*RECORD LIST*
──────
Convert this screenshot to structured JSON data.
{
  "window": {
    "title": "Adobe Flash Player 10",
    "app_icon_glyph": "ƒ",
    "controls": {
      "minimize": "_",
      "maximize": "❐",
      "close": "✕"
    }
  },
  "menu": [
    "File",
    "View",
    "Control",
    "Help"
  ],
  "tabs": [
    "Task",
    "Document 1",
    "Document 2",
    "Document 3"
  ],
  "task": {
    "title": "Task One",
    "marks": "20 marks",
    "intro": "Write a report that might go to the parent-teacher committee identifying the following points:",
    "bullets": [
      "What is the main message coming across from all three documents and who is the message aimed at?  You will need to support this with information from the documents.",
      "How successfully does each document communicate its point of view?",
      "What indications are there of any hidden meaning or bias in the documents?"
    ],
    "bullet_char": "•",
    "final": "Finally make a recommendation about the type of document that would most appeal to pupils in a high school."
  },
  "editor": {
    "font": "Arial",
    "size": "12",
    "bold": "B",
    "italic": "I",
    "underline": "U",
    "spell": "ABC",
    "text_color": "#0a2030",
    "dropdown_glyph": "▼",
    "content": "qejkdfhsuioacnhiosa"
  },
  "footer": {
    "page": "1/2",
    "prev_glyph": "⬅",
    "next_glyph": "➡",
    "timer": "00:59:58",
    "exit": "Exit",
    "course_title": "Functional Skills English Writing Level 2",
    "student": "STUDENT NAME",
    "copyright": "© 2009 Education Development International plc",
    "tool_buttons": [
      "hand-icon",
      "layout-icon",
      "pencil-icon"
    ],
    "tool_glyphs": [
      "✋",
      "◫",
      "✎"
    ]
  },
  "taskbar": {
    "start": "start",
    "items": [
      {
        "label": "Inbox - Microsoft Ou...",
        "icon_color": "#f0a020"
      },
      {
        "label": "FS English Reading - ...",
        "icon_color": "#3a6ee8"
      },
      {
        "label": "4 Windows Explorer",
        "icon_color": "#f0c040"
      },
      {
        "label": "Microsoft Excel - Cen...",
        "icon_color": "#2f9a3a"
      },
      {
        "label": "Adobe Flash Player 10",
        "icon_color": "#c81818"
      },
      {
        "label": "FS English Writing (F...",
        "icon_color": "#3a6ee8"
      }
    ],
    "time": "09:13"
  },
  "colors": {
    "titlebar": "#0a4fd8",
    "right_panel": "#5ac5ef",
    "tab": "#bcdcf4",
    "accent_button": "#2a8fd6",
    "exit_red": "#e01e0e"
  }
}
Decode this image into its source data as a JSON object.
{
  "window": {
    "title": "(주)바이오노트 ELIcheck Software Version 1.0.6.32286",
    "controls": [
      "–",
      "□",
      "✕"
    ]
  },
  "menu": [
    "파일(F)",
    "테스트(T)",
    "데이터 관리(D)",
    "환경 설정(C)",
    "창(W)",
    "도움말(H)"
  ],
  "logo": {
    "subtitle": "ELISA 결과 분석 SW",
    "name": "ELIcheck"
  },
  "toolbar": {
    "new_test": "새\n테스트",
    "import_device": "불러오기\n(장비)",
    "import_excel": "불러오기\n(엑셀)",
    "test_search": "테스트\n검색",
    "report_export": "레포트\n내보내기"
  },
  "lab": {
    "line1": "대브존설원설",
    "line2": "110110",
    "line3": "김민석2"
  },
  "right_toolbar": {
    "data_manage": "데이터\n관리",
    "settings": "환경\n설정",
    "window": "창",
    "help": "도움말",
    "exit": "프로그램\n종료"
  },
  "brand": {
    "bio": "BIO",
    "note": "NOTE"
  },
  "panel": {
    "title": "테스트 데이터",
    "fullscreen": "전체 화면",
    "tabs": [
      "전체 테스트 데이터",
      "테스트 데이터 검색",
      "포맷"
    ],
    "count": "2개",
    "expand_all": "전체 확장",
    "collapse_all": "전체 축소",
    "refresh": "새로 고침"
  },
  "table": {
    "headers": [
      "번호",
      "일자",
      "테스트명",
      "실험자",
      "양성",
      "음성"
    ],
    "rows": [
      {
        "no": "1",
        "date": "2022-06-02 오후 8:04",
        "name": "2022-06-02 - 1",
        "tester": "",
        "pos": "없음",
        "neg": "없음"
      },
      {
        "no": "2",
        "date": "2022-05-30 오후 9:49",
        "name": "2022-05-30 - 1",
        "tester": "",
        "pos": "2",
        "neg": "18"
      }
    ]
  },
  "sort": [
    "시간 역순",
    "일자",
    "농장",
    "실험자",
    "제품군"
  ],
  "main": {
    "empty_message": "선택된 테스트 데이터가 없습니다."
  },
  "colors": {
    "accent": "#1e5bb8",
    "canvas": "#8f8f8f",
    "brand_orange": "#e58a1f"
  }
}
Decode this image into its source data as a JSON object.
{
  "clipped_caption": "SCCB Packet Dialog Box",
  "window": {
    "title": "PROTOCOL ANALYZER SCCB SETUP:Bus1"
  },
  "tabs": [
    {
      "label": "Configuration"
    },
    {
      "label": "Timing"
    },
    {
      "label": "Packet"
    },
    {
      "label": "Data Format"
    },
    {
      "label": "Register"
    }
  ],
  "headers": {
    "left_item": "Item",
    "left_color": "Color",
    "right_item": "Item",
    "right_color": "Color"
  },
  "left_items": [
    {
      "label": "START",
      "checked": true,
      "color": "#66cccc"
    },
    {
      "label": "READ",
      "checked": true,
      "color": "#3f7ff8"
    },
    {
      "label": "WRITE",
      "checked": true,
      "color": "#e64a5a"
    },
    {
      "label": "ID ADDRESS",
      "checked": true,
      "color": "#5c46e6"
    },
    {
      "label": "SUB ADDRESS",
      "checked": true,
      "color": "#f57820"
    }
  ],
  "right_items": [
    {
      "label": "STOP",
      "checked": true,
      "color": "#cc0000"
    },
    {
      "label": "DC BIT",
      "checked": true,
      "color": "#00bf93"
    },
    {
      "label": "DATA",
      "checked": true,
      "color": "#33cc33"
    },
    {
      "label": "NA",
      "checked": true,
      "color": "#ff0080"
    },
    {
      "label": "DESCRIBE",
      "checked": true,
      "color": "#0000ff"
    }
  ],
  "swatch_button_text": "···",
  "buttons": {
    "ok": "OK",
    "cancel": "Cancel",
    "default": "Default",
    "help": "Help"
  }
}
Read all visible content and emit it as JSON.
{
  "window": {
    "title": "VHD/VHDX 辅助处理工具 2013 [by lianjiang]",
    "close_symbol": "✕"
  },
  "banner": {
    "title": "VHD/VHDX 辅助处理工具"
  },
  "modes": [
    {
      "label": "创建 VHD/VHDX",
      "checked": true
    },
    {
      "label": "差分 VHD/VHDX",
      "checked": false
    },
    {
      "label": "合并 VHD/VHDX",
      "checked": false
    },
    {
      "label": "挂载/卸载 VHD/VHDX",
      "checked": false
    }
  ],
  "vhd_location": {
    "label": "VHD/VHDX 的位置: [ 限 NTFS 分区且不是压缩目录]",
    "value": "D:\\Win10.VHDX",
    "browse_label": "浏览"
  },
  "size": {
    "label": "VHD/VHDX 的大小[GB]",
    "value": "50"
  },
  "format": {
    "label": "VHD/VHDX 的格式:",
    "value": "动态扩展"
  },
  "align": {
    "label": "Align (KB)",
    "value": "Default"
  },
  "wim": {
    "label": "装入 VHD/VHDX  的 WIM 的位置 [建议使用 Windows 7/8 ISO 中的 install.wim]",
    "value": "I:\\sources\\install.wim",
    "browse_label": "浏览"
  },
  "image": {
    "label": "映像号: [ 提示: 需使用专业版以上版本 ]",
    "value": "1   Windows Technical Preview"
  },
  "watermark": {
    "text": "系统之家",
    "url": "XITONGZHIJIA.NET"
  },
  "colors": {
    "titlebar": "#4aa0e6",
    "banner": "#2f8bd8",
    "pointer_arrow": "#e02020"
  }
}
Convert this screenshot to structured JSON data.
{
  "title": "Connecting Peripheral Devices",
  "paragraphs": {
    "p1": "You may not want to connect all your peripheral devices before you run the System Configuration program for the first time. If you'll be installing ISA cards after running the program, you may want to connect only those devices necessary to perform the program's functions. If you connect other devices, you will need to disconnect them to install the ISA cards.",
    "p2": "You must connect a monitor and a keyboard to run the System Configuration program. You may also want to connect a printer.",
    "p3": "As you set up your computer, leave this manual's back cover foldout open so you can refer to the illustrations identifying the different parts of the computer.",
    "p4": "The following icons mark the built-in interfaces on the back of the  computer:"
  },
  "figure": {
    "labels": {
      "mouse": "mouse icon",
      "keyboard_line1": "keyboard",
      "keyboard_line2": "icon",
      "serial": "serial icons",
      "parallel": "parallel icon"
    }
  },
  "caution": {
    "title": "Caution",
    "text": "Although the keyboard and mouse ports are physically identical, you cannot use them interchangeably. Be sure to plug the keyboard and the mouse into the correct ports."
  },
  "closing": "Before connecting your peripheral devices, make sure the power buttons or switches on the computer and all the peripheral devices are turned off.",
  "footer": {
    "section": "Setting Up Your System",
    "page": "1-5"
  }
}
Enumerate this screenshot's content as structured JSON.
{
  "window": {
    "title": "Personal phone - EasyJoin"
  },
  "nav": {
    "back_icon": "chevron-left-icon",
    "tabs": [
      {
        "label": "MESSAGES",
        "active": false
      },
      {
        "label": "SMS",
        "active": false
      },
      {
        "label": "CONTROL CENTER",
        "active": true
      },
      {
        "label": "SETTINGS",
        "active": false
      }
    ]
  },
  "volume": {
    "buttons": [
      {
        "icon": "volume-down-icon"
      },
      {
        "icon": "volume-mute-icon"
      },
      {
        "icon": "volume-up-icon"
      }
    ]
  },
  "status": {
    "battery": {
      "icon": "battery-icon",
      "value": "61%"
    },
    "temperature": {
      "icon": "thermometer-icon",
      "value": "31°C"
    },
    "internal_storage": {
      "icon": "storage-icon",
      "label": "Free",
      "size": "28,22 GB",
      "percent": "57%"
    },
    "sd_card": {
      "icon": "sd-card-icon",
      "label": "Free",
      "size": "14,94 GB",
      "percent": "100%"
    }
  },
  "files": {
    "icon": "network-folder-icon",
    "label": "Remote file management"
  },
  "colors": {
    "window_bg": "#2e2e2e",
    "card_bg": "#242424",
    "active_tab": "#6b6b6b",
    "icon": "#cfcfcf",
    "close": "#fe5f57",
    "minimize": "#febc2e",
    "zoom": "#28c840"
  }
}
──────
Count the lines above that contain the word "Adobe", and give only that number.

2